> **EXERCISE REQUIREMENTS**: Copy out all the records exactly.

———

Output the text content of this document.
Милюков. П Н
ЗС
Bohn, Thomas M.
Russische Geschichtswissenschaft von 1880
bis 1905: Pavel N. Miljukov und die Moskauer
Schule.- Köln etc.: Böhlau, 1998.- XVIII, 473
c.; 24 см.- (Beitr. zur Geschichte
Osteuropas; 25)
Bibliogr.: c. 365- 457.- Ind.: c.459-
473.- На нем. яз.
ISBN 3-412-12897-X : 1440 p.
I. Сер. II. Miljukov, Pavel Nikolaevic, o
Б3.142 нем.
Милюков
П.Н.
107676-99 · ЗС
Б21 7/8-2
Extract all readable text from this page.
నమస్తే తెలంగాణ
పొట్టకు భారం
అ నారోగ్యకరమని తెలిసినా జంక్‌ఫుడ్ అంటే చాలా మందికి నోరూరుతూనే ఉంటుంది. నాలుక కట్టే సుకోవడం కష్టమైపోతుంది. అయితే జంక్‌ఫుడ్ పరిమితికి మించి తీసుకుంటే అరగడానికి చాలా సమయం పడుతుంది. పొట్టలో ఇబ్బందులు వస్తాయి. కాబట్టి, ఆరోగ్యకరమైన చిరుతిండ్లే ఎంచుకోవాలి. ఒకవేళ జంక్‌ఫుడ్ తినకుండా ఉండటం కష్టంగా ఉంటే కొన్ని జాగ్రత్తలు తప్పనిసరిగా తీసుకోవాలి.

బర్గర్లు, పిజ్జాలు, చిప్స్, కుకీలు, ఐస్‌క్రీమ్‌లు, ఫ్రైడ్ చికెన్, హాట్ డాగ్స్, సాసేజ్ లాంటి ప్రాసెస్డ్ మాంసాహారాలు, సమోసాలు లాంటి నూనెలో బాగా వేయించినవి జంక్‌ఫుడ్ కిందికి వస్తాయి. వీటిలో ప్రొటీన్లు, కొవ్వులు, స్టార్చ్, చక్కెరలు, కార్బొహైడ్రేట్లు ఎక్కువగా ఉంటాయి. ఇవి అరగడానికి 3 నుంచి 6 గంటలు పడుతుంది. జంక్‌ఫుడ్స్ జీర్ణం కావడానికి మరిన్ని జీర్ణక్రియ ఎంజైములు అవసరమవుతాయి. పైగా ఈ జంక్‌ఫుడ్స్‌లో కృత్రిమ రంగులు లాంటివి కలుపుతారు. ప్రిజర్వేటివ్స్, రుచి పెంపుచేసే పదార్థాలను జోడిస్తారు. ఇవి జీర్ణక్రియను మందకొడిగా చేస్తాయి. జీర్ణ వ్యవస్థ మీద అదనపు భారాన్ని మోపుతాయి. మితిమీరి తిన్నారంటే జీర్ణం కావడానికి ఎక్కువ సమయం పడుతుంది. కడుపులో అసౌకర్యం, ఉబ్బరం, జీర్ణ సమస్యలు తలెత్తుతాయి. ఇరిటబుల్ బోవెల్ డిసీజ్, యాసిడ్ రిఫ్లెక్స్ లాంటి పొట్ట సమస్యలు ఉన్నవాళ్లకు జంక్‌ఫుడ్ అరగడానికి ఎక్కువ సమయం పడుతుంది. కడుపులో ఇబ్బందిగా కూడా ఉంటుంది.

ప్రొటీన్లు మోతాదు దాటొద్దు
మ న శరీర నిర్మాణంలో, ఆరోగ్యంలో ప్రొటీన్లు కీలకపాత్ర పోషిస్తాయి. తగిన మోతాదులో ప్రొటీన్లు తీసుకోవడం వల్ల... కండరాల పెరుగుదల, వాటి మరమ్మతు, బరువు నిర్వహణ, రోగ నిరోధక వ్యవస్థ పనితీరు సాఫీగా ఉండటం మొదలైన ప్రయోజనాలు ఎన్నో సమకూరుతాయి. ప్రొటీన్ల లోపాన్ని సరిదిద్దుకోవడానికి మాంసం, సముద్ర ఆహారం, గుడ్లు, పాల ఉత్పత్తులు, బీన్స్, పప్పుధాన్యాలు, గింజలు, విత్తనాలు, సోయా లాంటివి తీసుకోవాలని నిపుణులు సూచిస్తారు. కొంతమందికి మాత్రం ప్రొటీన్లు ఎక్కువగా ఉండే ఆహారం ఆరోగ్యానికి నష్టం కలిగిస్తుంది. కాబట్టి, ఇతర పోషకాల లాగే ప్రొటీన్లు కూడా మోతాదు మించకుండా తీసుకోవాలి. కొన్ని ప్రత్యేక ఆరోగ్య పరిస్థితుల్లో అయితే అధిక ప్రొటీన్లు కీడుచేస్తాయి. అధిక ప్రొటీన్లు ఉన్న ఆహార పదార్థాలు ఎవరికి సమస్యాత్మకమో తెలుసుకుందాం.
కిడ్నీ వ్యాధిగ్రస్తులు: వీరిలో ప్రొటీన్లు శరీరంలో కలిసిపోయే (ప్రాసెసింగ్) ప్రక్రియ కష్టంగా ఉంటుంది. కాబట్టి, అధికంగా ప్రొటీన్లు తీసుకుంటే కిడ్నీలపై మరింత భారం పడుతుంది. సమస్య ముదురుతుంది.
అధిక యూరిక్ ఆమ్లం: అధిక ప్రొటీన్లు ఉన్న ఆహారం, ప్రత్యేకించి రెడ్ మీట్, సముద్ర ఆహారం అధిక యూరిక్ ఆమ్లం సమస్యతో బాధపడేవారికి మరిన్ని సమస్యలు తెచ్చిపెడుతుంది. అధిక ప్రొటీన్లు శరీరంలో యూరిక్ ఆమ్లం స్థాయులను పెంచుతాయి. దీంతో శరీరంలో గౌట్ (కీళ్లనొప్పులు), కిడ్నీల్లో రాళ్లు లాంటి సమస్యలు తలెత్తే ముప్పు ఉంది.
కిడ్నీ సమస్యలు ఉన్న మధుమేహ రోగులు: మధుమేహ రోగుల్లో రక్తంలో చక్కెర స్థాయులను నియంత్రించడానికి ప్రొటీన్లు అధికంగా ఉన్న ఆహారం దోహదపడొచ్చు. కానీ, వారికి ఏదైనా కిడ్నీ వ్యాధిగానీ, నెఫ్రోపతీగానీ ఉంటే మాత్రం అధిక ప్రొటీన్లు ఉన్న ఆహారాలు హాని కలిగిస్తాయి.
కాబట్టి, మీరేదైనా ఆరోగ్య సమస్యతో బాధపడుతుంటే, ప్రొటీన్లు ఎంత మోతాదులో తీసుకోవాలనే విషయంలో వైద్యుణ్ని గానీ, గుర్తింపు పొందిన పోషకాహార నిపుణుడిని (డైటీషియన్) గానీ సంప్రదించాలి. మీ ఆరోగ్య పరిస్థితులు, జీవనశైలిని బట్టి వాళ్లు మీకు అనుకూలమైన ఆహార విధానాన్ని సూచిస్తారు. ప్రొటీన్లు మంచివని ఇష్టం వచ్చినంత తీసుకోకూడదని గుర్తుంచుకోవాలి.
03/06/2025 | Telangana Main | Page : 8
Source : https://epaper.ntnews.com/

———

> **EXERCISE ANSWER**:
Output the text content of this document.
Милюков. П Н
ЗС
Bohn, Thomas M.
Russische Geschichtswissenschaft von 1880
bis 1905: Pavel N. Miljukov und die Moskauer
Schule.- Köln etc.: Böhlau, 1998.- XVIII, 473
c.; 24 см.- (Beitr. zur Geschichte
Osteuropas; 25)
Bibliogr.: c. 365- 457.- Ind.: c.459-
473.- На нем. яз.
ISBN 3-412-12897-X : 1440 p.
I. Сер. II. Miljukov, Pavel Nikolaevic, o
Б3.142 нем.
Милюков
П.Н.
107676-99 · ЗС
Б21 7/8-2
Extract all readable text from this page.
నమస్తే తెలంగాణ
పొట్టకు భారం
అ నారోగ్యకరమని తెలిసినా జంక్‌ఫుడ్ అంటే చాలా మందికి నోరూరుతూనే ఉంటుంది. నాలుక కట్టే సుకోవడం కష్టమైపోతుంది. అయితే జంక్‌ఫుడ్ పరిమితికి మించి తీసుకుంటే అరగడానికి చాలా సమయం పడుతుంది. పొట్టలో ఇబ్బందులు వస్తాయి. కాబట్టి, ఆరోగ్యకరమైన చిరుతిండ్లే ఎంచుకోవాలి. ఒకవేళ జంక్‌ఫుడ్ తినకుండా ఉండటం కష్టంగా ఉంటే కొన్ని జాగ్రత్తలు తప్పనిసరిగా తీసుకోవాలి.

బర్గర్లు, పిజ్జాలు, చిప్స్, కుకీలు, ఐస్‌క్రీమ్‌లు, ఫ్రైడ్ చికెన్, హాట్ డాగ్స్, సాసేజ్ లాంటి ప్రాసెస్డ్ మాంసాహారాలు, సమోసాలు లాంటి నూనెలో బాగా వేయించినవి జంక్‌ఫుడ్ కిందికి వస్తాయి. వీటిలో ప్రొటీన్లు, కొవ్వులు, స్టార్చ్, చక్కెరలు, కార్బొహైడ్రేట్లు ఎక్కువగా ఉంటాయి. ఇవి అరగడానికి 3 నుంచి 6 గంటలు పడుతుంది. జంక్‌ఫుడ్స్ జీర్ణం కావడానికి మరిన్ని జీర్ణక్రియ ఎంజైములు అవసరమవుతాయి. పైగా ఈ జంక్‌ఫుడ్స్‌లో కృత్రిమ రంగులు లాంటివి కలుపుతారు. ప్రిజర్వేటివ్స్, రుచి పెంపుచేసే పదార్థాలను జోడిస్తారు. ఇవి జీర్ణక్రియను మందకొడిగా చేస్తాయి. జీర్ణ వ్యవస్థ మీద అదనపు భారాన్ని మోపుతాయి. మితిమీరి తిన్నారంటే జీర్ణం కావడానికి ఎక్కువ సమయం పడుతుంది. కడుపులో అసౌకర్యం, ఉబ్బరం, జీర్ణ సమస్యలు తలెత్తుతాయి. ఇరిటబుల్ బోవెల్ డిసీజ్, యాసిడ్ రిఫ్లెక్స్ లాంటి పొట్ట సమస్యలు ఉన్నవాళ్లకు జంక్‌ఫుడ్ అరగడానికి ఎక్కువ సమయం పడుతుంది. కడుపులో ఇబ్బందిగా కూడా ఉంటుంది.

ప్రొటీన్లు మోతాదు దాటొద్దు
మ న శరీర నిర్మాణంలో, ఆరోగ్యంలో ప్రొటీన్లు కీలకపాత్ర పోషిస్తాయి. తగిన మోతాదులో ప్రొటీన్లు తీసుకోవడం వల్ల... కండరాల పెరుగుదల, వాటి మరమ్మతు, బరువు నిర్వహణ, రోగ నిరోధక వ్యవస్థ పనితీరు సాఫీగా ఉండటం మొదలైన ప్రయోజనాలు ఎన్నో సమకూరుతాయి. ప్రొటీన్ల లోపాన్ని సరిదిద్దుకోవడానికి మాంసం, సముద్ర ఆహారం, గుడ్లు, పాల ఉత్పత్తులు, బీన్స్, పప్పుధాన్యాలు, గింజలు, విత్తనాలు, సోయా లాంటివి తీసుకోవాలని నిపుణులు సూచిస్తారు. కొంతమందికి మాత్రం ప్రొటీన్లు ఎక్కువగా ఉండే ఆహారం ఆరోగ్యానికి నష్టం కలిగిస్తుంది. కాబట్టి, ఇతర పోషకాల లాగే ప్రొటీన్లు కూడా మోతాదు మించకుండా తీసుకోవాలి. కొన్ని ప్రత్యేక ఆరోగ్య పరిస్థితుల్లో అయితే అధిక ప్రొటీన్లు కీడుచేస్తాయి. అధిక ప్రొటీన్లు ఉన్న ఆహార పదార్థాలు ఎవరికి సమస్యాత్మకమో తెలుసుకుందాం.
కిడ్నీ వ్యాధిగ్రస్తులు: వీరిలో ప్రొటీన్లు శరీరంలో కలిసిపోయే (ప్రాసెసింగ్) ప్రక్రియ కష్టంగా ఉంటుంది. కాబట్టి, అధికంగా ప్రొటీన్లు తీసుకుంటే కిడ్నీలపై మరింత భారం పడుతుంది. సమస్య ముదురుతుంది.
అధిక యూరిక్ ఆమ్లం: అధిక ప్రొటీన్లు ఉన్న ఆహారం, ప్రత్యేకించి రెడ్ మీట్, సముద్ర ఆహారం అధిక యూరిక్ ఆమ్లం సమస్యతో బాధపడేవారికి మరిన్ని సమస్యలు తెచ్చిపెడుతుంది. అధిక ప్రొటీన్లు శరీరంలో యూరిక్ ఆమ్లం స్థాయులను పెంచుతాయి. దీంతో శరీరంలో గౌట్ (కీళ్లనొప్పులు), కిడ్నీల్లో రాళ్లు లాంటి సమస్యలు తలెత్తే ముప్పు ఉంది.
కిడ్నీ సమస్యలు ఉన్న మధుమేహ రోగులు: మధుమేహ రోగుల్లో రక్తంలో చక్కెర స్థాయులను నియంత్రించడానికి ప్రొటీన్లు అధికంగా ఉన్న ఆహారం దోహదపడొచ్చు. కానీ, వారికి ఏదైనా కిడ్నీ వ్యాధిగానీ, నెఫ్రోపతీగానీ ఉంటే మాత్రం అధిక ప్రొటీన్లు ఉన్న ఆహారాలు హాని కలిగిస్తాయి.
కాబట్టి, మీరేదైనా ఆరోగ్య సమస్యతో బాధపడుతుంటే, ప్రొటీన్లు ఎంత మోతాదులో తీసుకోవాలనే విషయంలో వైద్యుణ్ని గానీ, గుర్తింపు పొందిన పోషకాహార నిపుణుడిని (డైటీషియన్) గానీ సంప్రదించాలి. మీ ఆరోగ్య పరిస్థితులు, జీవనశైలిని బట్టి వాళ్లు మీకు అనుకూలమైన ఆహార విధానాన్ని సూచిస్తారు. ప్రొటీన్లు మంచివని ఇష్టం వచ్చినంత తీసుకోకూడదని గుర్తుంచుకోవాలి.
03/06/2025 | Telangana Main | Page : 8
Source : https://epaper.ntnews.com/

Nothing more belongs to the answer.